» Given instruction
Copy all of the records below verbatim.

» Records for the task
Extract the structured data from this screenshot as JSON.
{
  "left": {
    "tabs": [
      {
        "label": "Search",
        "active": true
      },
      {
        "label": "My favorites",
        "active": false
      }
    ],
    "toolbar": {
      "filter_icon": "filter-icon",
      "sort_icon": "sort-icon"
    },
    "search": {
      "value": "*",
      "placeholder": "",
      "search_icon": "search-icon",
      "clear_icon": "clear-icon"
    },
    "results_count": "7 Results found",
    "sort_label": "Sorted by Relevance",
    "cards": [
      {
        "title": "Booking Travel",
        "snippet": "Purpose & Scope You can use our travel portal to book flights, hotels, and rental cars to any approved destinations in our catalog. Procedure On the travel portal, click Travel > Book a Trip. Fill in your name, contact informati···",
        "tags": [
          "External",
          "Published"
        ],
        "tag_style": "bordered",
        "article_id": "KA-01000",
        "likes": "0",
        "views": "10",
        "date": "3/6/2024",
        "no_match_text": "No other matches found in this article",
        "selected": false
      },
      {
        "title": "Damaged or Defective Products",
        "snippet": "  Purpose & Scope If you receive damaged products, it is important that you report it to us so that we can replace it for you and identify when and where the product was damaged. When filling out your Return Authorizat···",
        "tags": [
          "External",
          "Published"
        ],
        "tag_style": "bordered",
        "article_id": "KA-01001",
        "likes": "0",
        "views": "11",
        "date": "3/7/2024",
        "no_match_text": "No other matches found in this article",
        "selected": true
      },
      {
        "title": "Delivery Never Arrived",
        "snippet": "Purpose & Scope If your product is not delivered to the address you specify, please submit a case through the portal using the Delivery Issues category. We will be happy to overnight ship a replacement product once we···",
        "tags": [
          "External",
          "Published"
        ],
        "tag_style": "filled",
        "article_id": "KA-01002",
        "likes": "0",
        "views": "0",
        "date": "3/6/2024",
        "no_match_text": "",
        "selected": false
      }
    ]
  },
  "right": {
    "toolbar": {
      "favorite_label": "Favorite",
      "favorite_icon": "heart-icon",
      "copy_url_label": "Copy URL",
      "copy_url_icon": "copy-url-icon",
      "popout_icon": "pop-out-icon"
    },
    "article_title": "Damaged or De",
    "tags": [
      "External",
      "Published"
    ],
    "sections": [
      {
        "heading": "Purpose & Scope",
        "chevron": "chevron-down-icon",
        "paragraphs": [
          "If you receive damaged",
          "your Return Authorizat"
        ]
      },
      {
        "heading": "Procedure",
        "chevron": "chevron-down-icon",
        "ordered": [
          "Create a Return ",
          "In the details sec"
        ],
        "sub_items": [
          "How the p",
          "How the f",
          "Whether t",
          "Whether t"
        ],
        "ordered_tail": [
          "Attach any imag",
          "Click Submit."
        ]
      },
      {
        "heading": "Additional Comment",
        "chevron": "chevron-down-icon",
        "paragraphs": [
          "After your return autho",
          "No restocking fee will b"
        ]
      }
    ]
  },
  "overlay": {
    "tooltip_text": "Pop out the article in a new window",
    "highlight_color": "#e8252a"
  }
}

» The completed task
Extract the structured data from this screenshot as JSON.
{
  "left": {
    "tabs": [
      {
        "label": "Search",
        "active": true
      },
      {
        "label": "My favorites",
        "active": false
      }
    ],
    "toolbar": {
      "filter_icon": "filter-icon",
      "sort_icon": "sort-icon"
    },
    "search": {
      "value": "*",
      "placeholder": "",
      "search_icon": "search-icon",
      "clear_icon": "clear-icon"
    },
    "results_count": "7 Results found",
    "sort_label": "Sorted by Relevance",
    "cards": [
      {
        "title": "Booking Travel",
        "snippet": "Purpose & Scope You can use our travel portal to book flights, hotels, and rental cars to any approved destinations in our catalog. Procedure On the travel portal, click Travel > Book a Trip. Fill in your name, contact informati···",
        "tags": [
          "External",
          "Published"
        ],
        "tag_style": "bordered",
        "article_id": "KA-01000",
        "likes": "0",
        "views": "10",
        "date": "3/6/2024",
        "no_match_text": "No other matches found in this article",
        "selected": false
      },
      {
        "title": "Damaged or Defective Products",
        "snippet": "  Purpose & Scope If you receive damaged products, it is important that you report it to us so that we can replace it for you and identify when and where the product was damaged. When filling out your Return Authorizat···",
        "tags": [
          "External",
          "Published"
        ],
        "tag_style": "bordered",
        "article_id": "KA-01001",
        "likes": "0",
        "views": "11",
        "date": "3/7/2024",
        "no_match_text": "No other matches found in this article",
        "selected": true
      },
      {
        "title": "Delivery Never Arrived",
        "snippet": "Purpose & Scope If your product is not delivered to the address you specify, please submit a case through the portal using the Delivery Issues category. We will be happy to overnight ship a replacement product once we···",
        "tags": [
          "External",
          "Published"
        ],
        "tag_style": "filled",
        "article_id": "KA-01002",
        "likes": "0",
        "views": "0",
        "date": "3/6/2024",
        "no_match_text": "",
        "selected": false
      }
    ]
  },
  "right": {
    "toolbar": {
      "favorite_label": "Favorite",
      "favorite_icon": "heart-icon",
      "copy_url_label": "Copy URL",
      "copy_url_icon": "copy-url-icon",
      "popout_icon": "pop-out-icon"
    },
    "article_title": "Damaged or De",
    "tags": [
      "External",
      "Published"
    ],
    "sections": [
      {
        "heading": "Purpose & Scope",
        "chevron": "chevron-down-icon",
        "paragraphs": [
          "If you receive damaged",
          "your Return Authorizat"
        ]
      },
      {
        "heading": "Procedure",
        "chevron": "chevron-down-icon",
        "ordered": [
          "Create a Return ",
          "In the details sec"
        ],
        "sub_items": [
          "How the p",
          "How the f",
          "Whether t",
          "Whether t"
        ],
        "ordered_tail": [
          "Attach any imag",
          "Click Submit."
        ]
      },
      {
        "heading": "Additional Comment",
        "chevron": "chevron-down-icon",
        "paragraphs": [
          "After your return autho",
          "No restocking fee will b"
        ]
      }
    ]
  },
  "overlay": {
    "tooltip_text": "Pop out the article in a new window",
    "highlight_color": "#e8252a"
  }
}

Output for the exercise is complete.